# Do this
Under this task are some entries; return every one of them exactly.

# Raw data
+-------+

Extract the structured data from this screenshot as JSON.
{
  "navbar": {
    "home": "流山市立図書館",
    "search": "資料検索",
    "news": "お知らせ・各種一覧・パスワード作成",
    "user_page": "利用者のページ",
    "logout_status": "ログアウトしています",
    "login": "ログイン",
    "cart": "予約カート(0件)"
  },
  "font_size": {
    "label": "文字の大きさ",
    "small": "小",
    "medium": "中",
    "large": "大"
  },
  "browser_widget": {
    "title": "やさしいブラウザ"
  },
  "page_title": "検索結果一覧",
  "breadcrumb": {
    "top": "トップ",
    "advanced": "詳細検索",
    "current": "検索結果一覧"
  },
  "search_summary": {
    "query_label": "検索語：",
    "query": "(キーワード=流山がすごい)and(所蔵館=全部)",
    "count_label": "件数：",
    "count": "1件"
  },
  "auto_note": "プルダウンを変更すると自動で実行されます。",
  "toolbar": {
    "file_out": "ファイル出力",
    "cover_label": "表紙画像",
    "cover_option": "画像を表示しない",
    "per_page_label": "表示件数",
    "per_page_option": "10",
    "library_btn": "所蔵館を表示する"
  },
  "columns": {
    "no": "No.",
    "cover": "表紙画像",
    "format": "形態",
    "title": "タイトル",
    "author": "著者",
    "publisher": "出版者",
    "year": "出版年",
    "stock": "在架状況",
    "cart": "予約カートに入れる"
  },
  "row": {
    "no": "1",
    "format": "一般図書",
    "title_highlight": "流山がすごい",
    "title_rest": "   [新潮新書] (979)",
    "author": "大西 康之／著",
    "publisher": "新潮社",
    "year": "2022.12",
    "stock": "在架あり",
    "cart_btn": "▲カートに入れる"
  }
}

+-------+

# Solution for this problem
Extract the structured data from this screenshot as JSON.
{
  "navbar": {
    "home": "流山市立図書館",
    "search": "資料検索",
    "news": "お知らせ・各種一覧・パスワード作成",
    "user_page": "利用者のページ",
    "logout_status": "ログアウトしています",
    "login": "ログイン",
    "cart": "予約カート(0件)"
  },
  "font_size": {
    "label": "文字の大きさ",
    "small": "小",
    "medium": "中",
    "large": "大"
  },
  "browser_widget": {
    "title": "やさしいブラウザ"
  },
  "page_title": "検索結果一覧",
  "breadcrumb": {
    "top": "トップ",
    "advanced": "詳細検索",
    "current": "検索結果一覧"
  },
  "search_summary": {
    "query_label": "検索語：",
    "query": "(キーワード=流山がすごい)and(所蔵館=全部)",
    "count_label": "件数：",
    "count": "1件"
  },
  "auto_note": "プルダウンを変更すると自動で実行されます。",
  "toolbar": {
    "file_out": "ファイル出力",
    "cover_label": "表紙画像",
    "cover_option": "画像を表示しない",
    "per_page_label": "表示件数",
    "per_page_option": "10",
    "library_btn": "所蔵館を表示する"
  },
  "columns": {
    "no": "No.",
    "cover": "表紙画像",
    "format": "形態",
    "title": "タイトル",
    "author": "著者",
    "publisher": "出版者",
    "year": "出版年",
    "stock": "在架状況",
    "cart": "予約カートに入れる"
  },
  "row": {
    "no": "1",
    "format": "一般図書",
    "title_highlight": "流山がすごい",
    "title_rest": "   [新潮新書] (979)",
    "author": "大西 康之／著",
    "publisher": "新潮社",
    "year": "2022.12",
    "stock": "在架あり",
    "cart_btn": "▲カートに入れる"
  }
}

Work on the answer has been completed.